Figure data in JSON:
★ ★ ★ ★
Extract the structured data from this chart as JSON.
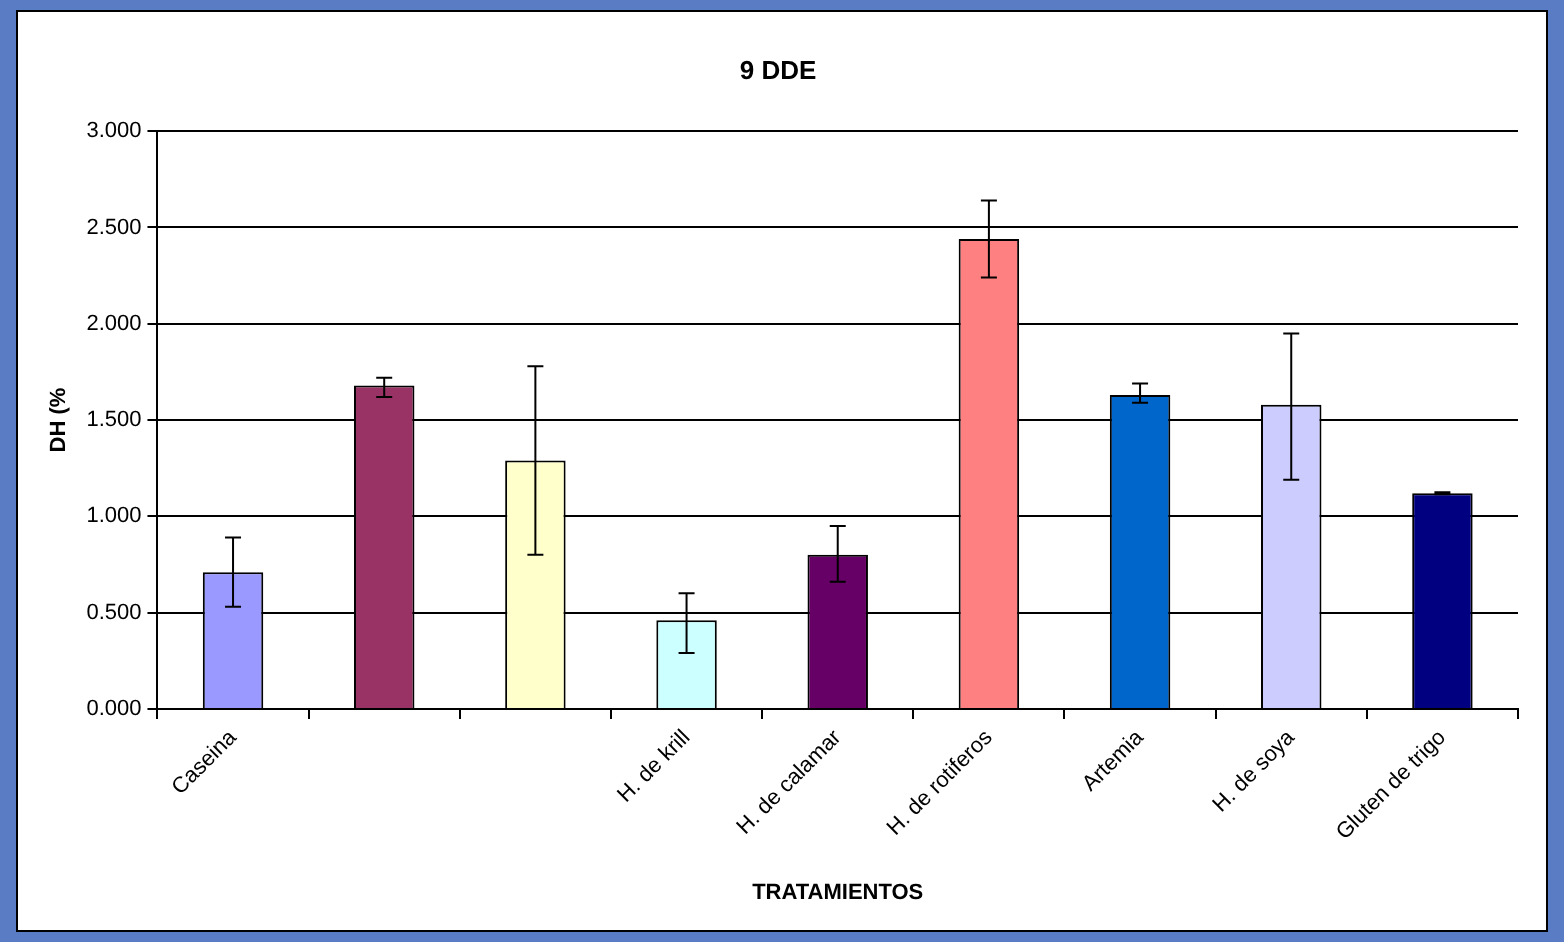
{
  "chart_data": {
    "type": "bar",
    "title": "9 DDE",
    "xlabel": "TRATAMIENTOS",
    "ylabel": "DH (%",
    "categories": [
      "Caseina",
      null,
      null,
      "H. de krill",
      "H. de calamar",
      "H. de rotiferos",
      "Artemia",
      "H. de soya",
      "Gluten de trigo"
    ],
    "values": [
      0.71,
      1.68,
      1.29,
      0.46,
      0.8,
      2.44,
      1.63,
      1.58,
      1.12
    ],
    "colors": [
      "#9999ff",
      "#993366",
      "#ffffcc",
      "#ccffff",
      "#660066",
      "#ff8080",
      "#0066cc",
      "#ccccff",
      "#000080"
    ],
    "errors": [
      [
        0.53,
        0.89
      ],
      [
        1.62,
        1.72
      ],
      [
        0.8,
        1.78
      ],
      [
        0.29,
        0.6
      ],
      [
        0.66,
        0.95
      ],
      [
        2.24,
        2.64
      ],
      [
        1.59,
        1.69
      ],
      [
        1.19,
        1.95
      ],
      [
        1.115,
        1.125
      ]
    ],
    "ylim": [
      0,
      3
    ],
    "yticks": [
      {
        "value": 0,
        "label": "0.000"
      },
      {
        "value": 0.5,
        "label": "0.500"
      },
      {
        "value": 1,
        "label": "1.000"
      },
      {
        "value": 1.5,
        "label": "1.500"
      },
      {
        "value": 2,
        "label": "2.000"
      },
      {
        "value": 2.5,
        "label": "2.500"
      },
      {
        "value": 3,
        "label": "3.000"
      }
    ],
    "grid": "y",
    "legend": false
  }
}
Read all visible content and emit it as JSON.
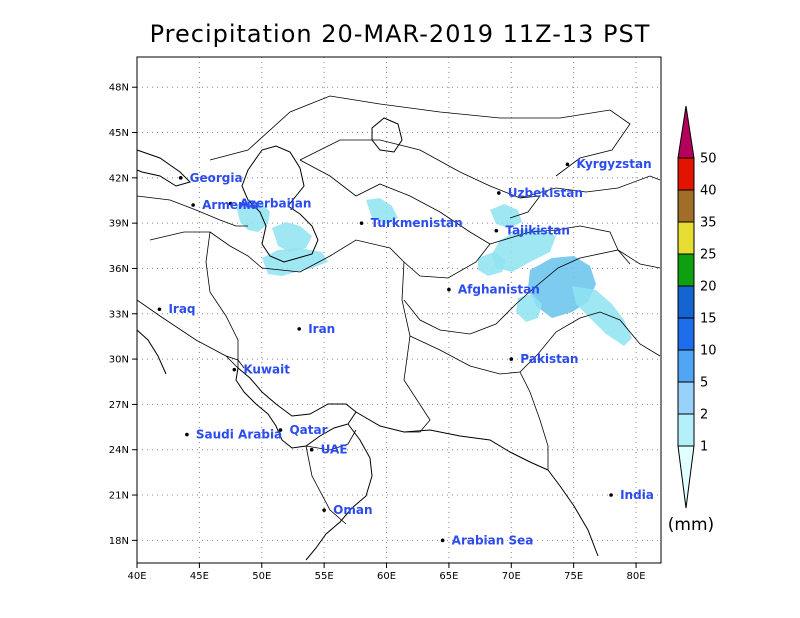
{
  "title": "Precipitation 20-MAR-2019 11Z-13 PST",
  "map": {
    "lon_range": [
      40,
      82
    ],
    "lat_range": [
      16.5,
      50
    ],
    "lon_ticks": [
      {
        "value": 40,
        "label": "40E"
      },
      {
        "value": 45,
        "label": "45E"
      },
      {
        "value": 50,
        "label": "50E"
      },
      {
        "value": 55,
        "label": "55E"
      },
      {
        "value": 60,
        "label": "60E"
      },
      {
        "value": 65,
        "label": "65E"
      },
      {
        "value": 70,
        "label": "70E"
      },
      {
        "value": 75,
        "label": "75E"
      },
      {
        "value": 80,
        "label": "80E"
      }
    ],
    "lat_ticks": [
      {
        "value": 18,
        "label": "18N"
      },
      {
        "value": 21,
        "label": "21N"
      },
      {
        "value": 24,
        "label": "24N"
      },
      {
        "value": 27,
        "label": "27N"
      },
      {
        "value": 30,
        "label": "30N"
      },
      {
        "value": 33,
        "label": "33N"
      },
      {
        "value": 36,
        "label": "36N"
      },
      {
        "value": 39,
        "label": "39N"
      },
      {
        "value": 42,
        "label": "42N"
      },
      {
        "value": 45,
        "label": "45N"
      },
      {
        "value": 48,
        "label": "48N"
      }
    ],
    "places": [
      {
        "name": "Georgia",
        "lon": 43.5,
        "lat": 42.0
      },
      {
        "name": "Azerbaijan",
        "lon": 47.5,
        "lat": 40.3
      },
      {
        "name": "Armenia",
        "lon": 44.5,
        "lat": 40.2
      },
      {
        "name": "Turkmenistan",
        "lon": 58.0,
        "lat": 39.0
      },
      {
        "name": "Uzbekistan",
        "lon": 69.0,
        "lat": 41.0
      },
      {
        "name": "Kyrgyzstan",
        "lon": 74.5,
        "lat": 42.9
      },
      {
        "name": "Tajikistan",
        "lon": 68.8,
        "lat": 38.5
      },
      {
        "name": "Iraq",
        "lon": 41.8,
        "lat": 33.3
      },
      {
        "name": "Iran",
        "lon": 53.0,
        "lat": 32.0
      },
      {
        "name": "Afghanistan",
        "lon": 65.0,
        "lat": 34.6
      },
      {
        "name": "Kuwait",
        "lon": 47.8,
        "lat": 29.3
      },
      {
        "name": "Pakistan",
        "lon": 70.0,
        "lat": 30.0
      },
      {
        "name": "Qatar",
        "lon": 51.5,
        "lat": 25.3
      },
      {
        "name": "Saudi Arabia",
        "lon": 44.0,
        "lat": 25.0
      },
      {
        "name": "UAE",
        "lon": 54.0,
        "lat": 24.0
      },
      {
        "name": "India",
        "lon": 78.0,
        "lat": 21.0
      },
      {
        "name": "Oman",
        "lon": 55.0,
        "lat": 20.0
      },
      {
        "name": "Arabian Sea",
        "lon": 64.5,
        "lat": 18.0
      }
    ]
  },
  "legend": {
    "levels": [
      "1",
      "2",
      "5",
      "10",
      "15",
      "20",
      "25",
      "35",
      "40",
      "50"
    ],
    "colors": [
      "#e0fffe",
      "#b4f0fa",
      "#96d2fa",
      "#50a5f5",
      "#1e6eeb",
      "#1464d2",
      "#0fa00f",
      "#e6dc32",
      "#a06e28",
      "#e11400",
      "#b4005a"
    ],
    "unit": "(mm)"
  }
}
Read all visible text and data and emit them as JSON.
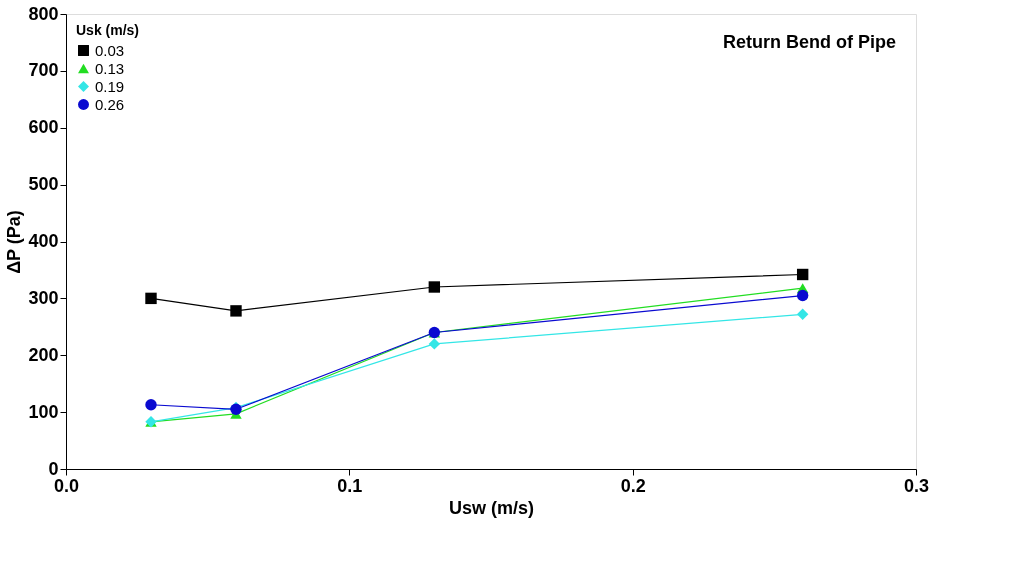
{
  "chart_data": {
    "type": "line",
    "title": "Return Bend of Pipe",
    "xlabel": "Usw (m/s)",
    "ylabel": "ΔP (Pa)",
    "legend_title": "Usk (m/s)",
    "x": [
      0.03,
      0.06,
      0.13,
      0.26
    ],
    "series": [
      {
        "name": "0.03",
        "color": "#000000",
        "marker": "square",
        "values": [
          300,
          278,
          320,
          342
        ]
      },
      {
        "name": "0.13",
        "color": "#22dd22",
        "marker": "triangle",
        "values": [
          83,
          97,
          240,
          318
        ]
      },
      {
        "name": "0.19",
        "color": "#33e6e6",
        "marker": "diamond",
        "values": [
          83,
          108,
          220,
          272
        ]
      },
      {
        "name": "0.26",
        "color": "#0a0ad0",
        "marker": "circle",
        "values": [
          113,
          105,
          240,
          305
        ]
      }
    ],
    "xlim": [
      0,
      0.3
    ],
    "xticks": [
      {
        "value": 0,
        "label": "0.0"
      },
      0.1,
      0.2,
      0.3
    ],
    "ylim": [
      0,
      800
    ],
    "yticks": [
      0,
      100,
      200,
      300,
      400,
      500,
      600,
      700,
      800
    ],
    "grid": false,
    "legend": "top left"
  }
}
★ ★ ★ ★
--- Job ---
Repeat each entry exactly as given; no pictures belong in the copy.

--- Full solution ---
Extract the structured data from this chart as JSON.
{
  "chart_data": {
    "type": "bar",
    "title": "9 DDE",
    "xlabel": "TRATAMIENTOS",
    "ylabel": "DH (%",
    "categories": [
      "Caseina",
      null,
      null,
      "H. de krill",
      "H. de calamar",
      "H. de rotiferos",
      "Artemia",
      "H. de soya",
      "Gluten de trigo"
    ],
    "values": [
      0.71,
      1.68,
      1.29,
      0.46,
      0.8,
      2.44,
      1.63,
      1.58,
      1.12
    ],
    "colors": [
      "#9999ff",
      "#993366",
      "#ffffcc",
      "#ccffff",
      "#660066",
      "#ff8080",
      "#0066cc",
      "#ccccff",
      "#000080"
    ],
    "errors": [
      [
        0.53,
        0.89
      ],
      [
        1.62,
        1.72
      ],
      [
        0.8,
        1.78
      ],
      [
        0.29,
        0.6
      ],
      [
        0.66,
        0.95
      ],
      [
        2.24,
        2.64
      ],
      [
        1.59,
        1.69
      ],
      [
        1.19,
        1.95
      ],
      [
        1.115,
        1.125
      ]
    ],
    "ylim": [
      0,
      3
    ],
    "yticks": [
      {
        "value": 0,
        "label": "0.000"
      },
      {
        "value": 0.5,
        "label": "0.500"
      },
      {
        "value": 1,
        "label": "1.000"
      },
      {
        "value": 1.5,
        "label": "1.500"
      },
      {
        "value": 2,
        "label": "2.000"
      },
      {
        "value": 2.5,
        "label": "2.500"
      },
      {
        "value": 3,
        "label": "3.000"
      }
    ],
    "grid": "y",
    "legend": false
  }
}
Read all visible content and emit it as JSON.
{
  "title": "Precipitation 20-MAR-2019 11Z-13 PST",
  "map": {
    "lon_range": [
      40,
      82
    ],
    "lat_range": [
      16.5,
      50
    ],
    "lon_ticks": [
      {
        "value": 40,
        "label": "40E"
      },
      {
        "value": 45,
        "label": "45E"
      },
      {
        "value": 50,
        "label": "50E"
      },
      {
        "value": 55,
        "label": "55E"
      },
      {
        "value": 60,
        "label": "60E"
      },
      {
        "value": 65,
        "label": "65E"
      },
      {
        "value": 70,
        "label": "70E"
      },
      {
        "value": 75,
        "label": "75E"
      },
      {
        "value": 80,
        "label": "80E"
      }
    ],
    "lat_ticks": [
      {
        "value": 18,
        "label": "18N"
      },
      {
        "value": 21,
        "label": "21N"
      },
      {
        "value": 24,
        "label": "24N"
      },
      {
        "value": 27,
        "label": "27N"
      },
      {
        "value": 30,
        "label": "30N"
      },
      {
        "value": 33,
        "label": "33N"
      },
      {
        "value": 36,
        "label": "36N"
      },
      {
        "value": 39,
        "label": "39N"
      },
      {
        "value": 42,
        "label": "42N"
      },
      {
        "value": 45,
        "label": "45N"
      },
      {
        "value": 48,
        "label": "48N"
      }
    ],
    "places": [
      {
        "name": "Georgia",
        "lon": 43.5,
        "lat": 42.0
      },
      {
        "name": "Azerbaijan",
        "lon": 47.5,
        "lat": 40.3
      },
      {
        "name": "Armenia",
        "lon": 44.5,
        "lat": 40.2
      },
      {
        "name": "Turkmenistan",
        "lon": 58.0,
        "lat": 39.0
      },
      {
        "name": "Uzbekistan",
        "lon": 69.0,
        "lat": 41.0
      },
      {
        "name": "Kyrgyzstan",
        "lon": 74.5,
        "lat": 42.9
      },
      {
        "name": "Tajikistan",
        "lon": 68.8,
        "lat": 38.5
      },
      {
        "name": "Iraq",
        "lon": 41.8,
        "lat": 33.3
      },
      {
        "name": "Iran",
        "lon": 53.0,
        "lat": 32.0
      },
      {
        "name": "Afghanistan",
        "lon": 65.0,
        "lat": 34.6
      },
      {
        "name": "Kuwait",
        "lon": 47.8,
        "lat": 29.3
      },
      {
        "name": "Pakistan",
        "lon": 70.0,
        "lat": 30.0
      },
      {
        "name": "Qatar",
        "lon": 51.5,
        "lat": 25.3
      },
      {
        "name": "Saudi Arabia",
        "lon": 44.0,
        "lat": 25.0
      },
      {
        "name": "UAE",
        "lon": 54.0,
        "lat": 24.0
      },
      {
        "name": "India",
        "lon": 78.0,
        "lat": 21.0
      },
      {
        "name": "Oman",
        "lon": 55.0,
        "lat": 20.0
      },
      {
        "name": "Arabian Sea",
        "lon": 64.5,
        "lat": 18.0
      }
    ]
  },
  "legend": {
    "levels": [
      "1",
      "2",
      "5",
      "10",
      "15",
      "20",
      "25",
      "35",
      "40",
      "50"
    ],
    "colors": [
      "#e0fffe",
      "#b4f0fa",
      "#96d2fa",
      "#50a5f5",
      "#1e6eeb",
      "#1464d2",
      "#0fa00f",
      "#e6dc32",
      "#a06e28",
      "#e11400",
      "#b4005a"
    ],
    "unit": "(mm)"
  }
}
Read all visible text and data and emit them as JSON.
{
  "chart_data": {
    "type": "line",
    "title": "Return Bend of Pipe",
    "xlabel": "Usw (m/s)",
    "ylabel": "ΔP (Pa)",
    "legend_title": "Usk (m/s)",
    "x": [
      0.03,
      0.06,
      0.13,
      0.26
    ],
    "series": [
      {
        "name": "0.03",
        "color": "#000000",
        "marker": "square",
        "values": [
          300,
          278,
          320,
          342
        ]
      },
      {
        "name": "0.13",
        "color": "#22dd22",
        "marker": "triangle",
        "values": [
          83,
          97,
          240,
          318
        ]
      },
      {
        "name": "0.19",
        "color": "#33e6e6",
        "marker": "diamond",
        "values": [
          83,
          108,
          220,
          272
        ]
      },
      {
        "name": "0.26",
        "color": "#0a0ad0",
        "marker": "circle",
        "values": [
          113,
          105,
          240,
          305
        ]
      }
    ],
    "xlim": [
      0,
      0.3
    ],
    "xticks": [
      {
        "value": 0,
        "label": "0.0"
      },
      0.1,
      0.2,
      0.3
    ],
    "ylim": [
      0,
      800
    ],
    "yticks": [
      0,
      100,
      200,
      300,
      400,
      500,
      600,
      700,
      800
    ],
    "grid": false,
    "legend": "top left"
  }
}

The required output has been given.